__AIM OF THE TASK__:
Output every line of the data exactly as it appears.

__RECORDS SHOWN__:
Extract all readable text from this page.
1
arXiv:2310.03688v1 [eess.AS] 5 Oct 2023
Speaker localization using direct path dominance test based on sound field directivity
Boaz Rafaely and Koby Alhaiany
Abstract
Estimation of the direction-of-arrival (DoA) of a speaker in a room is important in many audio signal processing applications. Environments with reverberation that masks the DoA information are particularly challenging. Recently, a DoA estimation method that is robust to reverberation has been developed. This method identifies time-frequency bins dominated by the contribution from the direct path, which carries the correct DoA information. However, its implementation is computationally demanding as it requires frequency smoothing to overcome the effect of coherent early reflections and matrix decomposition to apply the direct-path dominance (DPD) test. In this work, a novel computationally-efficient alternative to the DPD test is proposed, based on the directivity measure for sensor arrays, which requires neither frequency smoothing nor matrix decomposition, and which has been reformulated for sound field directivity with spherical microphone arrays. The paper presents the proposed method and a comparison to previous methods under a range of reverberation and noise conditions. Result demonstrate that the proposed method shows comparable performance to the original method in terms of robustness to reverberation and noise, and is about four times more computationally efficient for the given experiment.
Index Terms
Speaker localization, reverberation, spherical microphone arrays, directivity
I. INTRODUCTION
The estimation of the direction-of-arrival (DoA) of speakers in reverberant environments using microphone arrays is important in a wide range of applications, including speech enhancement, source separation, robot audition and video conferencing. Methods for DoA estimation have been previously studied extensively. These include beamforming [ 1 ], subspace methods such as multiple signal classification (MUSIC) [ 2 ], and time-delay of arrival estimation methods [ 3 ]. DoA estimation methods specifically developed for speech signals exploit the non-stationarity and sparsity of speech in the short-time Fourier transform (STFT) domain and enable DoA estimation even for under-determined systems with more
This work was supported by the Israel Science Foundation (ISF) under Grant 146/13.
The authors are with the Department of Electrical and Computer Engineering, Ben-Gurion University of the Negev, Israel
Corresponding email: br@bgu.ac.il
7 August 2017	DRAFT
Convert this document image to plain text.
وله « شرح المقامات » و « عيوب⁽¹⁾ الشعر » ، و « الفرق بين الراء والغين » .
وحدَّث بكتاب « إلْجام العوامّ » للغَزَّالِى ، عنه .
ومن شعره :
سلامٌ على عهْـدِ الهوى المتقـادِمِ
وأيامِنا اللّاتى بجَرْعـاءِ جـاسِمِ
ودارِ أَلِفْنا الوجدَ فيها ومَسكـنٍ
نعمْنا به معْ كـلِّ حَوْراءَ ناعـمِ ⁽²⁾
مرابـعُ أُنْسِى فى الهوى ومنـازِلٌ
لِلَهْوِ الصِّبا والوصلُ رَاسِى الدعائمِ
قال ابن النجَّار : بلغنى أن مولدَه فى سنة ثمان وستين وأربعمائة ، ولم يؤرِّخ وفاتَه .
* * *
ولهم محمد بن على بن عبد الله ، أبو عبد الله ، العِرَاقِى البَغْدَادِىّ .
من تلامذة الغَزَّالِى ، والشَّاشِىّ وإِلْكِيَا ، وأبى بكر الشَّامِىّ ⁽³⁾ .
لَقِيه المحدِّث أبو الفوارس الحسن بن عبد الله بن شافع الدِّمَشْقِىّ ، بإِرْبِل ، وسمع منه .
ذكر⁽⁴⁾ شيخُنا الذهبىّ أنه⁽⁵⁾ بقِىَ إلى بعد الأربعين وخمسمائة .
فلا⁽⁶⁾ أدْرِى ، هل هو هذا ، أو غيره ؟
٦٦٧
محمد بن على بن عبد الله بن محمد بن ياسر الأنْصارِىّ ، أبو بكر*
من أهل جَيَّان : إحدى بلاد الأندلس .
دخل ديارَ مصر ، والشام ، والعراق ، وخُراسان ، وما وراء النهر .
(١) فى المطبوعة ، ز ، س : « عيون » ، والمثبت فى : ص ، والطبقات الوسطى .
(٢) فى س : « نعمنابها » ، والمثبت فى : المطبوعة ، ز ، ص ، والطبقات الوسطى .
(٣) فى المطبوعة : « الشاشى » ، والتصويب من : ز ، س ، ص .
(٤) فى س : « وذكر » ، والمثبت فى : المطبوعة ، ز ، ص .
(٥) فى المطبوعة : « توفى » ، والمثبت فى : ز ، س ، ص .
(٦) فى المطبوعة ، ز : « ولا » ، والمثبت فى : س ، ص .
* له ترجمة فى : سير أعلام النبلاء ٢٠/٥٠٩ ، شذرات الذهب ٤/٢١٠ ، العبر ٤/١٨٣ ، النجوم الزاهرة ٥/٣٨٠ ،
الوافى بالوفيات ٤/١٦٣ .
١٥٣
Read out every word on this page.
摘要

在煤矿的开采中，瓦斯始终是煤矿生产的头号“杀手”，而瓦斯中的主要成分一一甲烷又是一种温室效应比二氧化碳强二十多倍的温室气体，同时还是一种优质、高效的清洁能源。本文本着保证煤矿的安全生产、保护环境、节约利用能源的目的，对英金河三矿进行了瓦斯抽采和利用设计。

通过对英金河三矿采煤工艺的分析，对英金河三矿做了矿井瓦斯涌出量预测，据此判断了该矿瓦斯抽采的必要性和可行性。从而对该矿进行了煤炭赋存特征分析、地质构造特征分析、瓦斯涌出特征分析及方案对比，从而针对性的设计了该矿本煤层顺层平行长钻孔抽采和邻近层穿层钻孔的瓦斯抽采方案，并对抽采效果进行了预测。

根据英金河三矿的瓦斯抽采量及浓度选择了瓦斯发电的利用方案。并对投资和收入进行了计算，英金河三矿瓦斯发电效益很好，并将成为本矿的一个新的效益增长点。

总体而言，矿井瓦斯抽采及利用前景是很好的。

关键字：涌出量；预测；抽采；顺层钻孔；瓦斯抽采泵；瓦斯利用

__EXERCISE RESULT__:
Extract all readable text from this page.
1
arXiv:2310.03688v1 [eess.AS] 5 Oct 2023
Speaker localization using direct path dominance test based on sound field directivity
Boaz Rafaely and Koby Alhaiany
Abstract
Estimation of the direction-of-arrival (DoA) of a speaker in a room is important in many audio signal processing applications. Environments with reverberation that masks the DoA information are particularly challenging. Recently, a DoA estimation method that is robust to reverberation has been developed. This method identifies time-frequency bins dominated by the contribution from the direct path, which carries the correct DoA information. However, its implementation is computationally demanding as it requires frequency smoothing to overcome the effect of coherent early reflections and matrix decomposition to apply the direct-path dominance (DPD) test. In this work, a novel computationally-efficient alternative to the DPD test is proposed, based on the directivity measure for sensor arrays, which requires neither frequency smoothing nor matrix decomposition, and which has been reformulated for sound field directivity with spherical microphone arrays. The paper presents the proposed method and a comparison to previous methods under a range of reverberation and noise conditions. Result demonstrate that the proposed method shows comparable performance to the original method in terms of robustness to reverberation and noise, and is about four times more computationally efficient for the given experiment.
Index Terms
Speaker localization, reverberation, spherical microphone arrays, directivity
I. INTRODUCTION
The estimation of the direction-of-arrival (DoA) of speakers in reverberant environments using microphone arrays is important in a wide range of applications, including speech enhancement, source separation, robot audition and video conferencing. Methods for DoA estimation have been previously studied extensively. These include beamforming [ 1 ], subspace methods such as multiple signal classification (MUSIC) [ 2 ], and time-delay of arrival estimation methods [ 3 ]. DoA estimation methods specifically developed for speech signals exploit the non-stationarity and sparsity of speech in the short-time Fourier transform (STFT) domain and enable DoA estimation even for under-determined systems with more
This work was supported by the Israel Science Foundation (ISF) under Grant 146/13.
The authors are with the Department of Electrical and Computer Engineering, Ben-Gurion University of the Negev, Israel
Corresponding email: br@bgu.ac.il
7 August 2017	DRAFT
Convert this document image to plain text.
وله « شرح المقامات » و « عيوب⁽¹⁾ الشعر » ، و « الفرق بين الراء والغين » .
وحدَّث بكتاب « إلْجام العوامّ » للغَزَّالِى ، عنه .
ومن شعره :
سلامٌ على عهْـدِ الهوى المتقـادِمِ
وأيامِنا اللّاتى بجَرْعـاءِ جـاسِمِ
ودارِ أَلِفْنا الوجدَ فيها ومَسكـنٍ
نعمْنا به معْ كـلِّ حَوْراءَ ناعـمِ ⁽²⁾
مرابـعُ أُنْسِى فى الهوى ومنـازِلٌ
لِلَهْوِ الصِّبا والوصلُ رَاسِى الدعائمِ
قال ابن النجَّار : بلغنى أن مولدَه فى سنة ثمان وستين وأربعمائة ، ولم يؤرِّخ وفاتَه .
* * *
ولهم محمد بن على بن عبد الله ، أبو عبد الله ، العِرَاقِى البَغْدَادِىّ .
من تلامذة الغَزَّالِى ، والشَّاشِىّ وإِلْكِيَا ، وأبى بكر الشَّامِىّ ⁽³⁾ .
لَقِيه المحدِّث أبو الفوارس الحسن بن عبد الله بن شافع الدِّمَشْقِىّ ، بإِرْبِل ، وسمع منه .
ذكر⁽⁴⁾ شيخُنا الذهبىّ أنه⁽⁵⁾ بقِىَ إلى بعد الأربعين وخمسمائة .
فلا⁽⁶⁾ أدْرِى ، هل هو هذا ، أو غيره ؟
٦٦٧
محمد بن على بن عبد الله بن محمد بن ياسر الأنْصارِىّ ، أبو بكر*
من أهل جَيَّان : إحدى بلاد الأندلس .
دخل ديارَ مصر ، والشام ، والعراق ، وخُراسان ، وما وراء النهر .
(١) فى المطبوعة ، ز ، س : « عيون » ، والمثبت فى : ص ، والطبقات الوسطى .
(٢) فى س : « نعمنابها » ، والمثبت فى : المطبوعة ، ز ، ص ، والطبقات الوسطى .
(٣) فى المطبوعة : « الشاشى » ، والتصويب من : ز ، س ، ص .
(٤) فى س : « وذكر » ، والمثبت فى : المطبوعة ، ز ، ص .
(٥) فى المطبوعة : « توفى » ، والمثبت فى : ز ، س ، ص .
(٦) فى المطبوعة ، ز : « ولا » ، والمثبت فى : س ، ص .
* له ترجمة فى : سير أعلام النبلاء ٢٠/٥٠٩ ، شذرات الذهب ٤/٢١٠ ، العبر ٤/١٨٣ ، النجوم الزاهرة ٥/٣٨٠ ،
الوافى بالوفيات ٤/١٦٣ .
١٥٣
Read out every word on this page.
摘要

在煤矿的开采中，瓦斯始终是煤矿生产的头号“杀手”，而瓦斯中的主要成分一一甲烷又是一种温室效应比二氧化碳强二十多倍的温室气体，同时还是一种优质、高效的清洁能源。本文本着保证煤矿的安全生产、保护环境、节约利用能源的目的，对英金河三矿进行了瓦斯抽采和利用设计。

通过对英金河三矿采煤工艺的分析，对英金河三矿做了矿井瓦斯涌出量预测，据此判断了该矿瓦斯抽采的必要性和可行性。从而对该矿进行了煤炭赋存特征分析、地质构造特征分析、瓦斯涌出特征分析及方案对比，从而针对性的设计了该矿本煤层顺层平行长钻孔抽采和邻近层穿层钻孔的瓦斯抽采方案，并对抽采效果进行了预测。

根据英金河三矿的瓦斯抽采量及浓度选择了瓦斯发电的利用方案。并对投资和收入进行了计算，英金河三矿瓦斯发电效益很好，并将成为本矿的一个新的效益增长点。

总体而言，矿井瓦斯抽采及利用前景是很好的。

关键字：涌出量；预测；抽采；顺层钻孔；瓦斯抽采泵；瓦斯利用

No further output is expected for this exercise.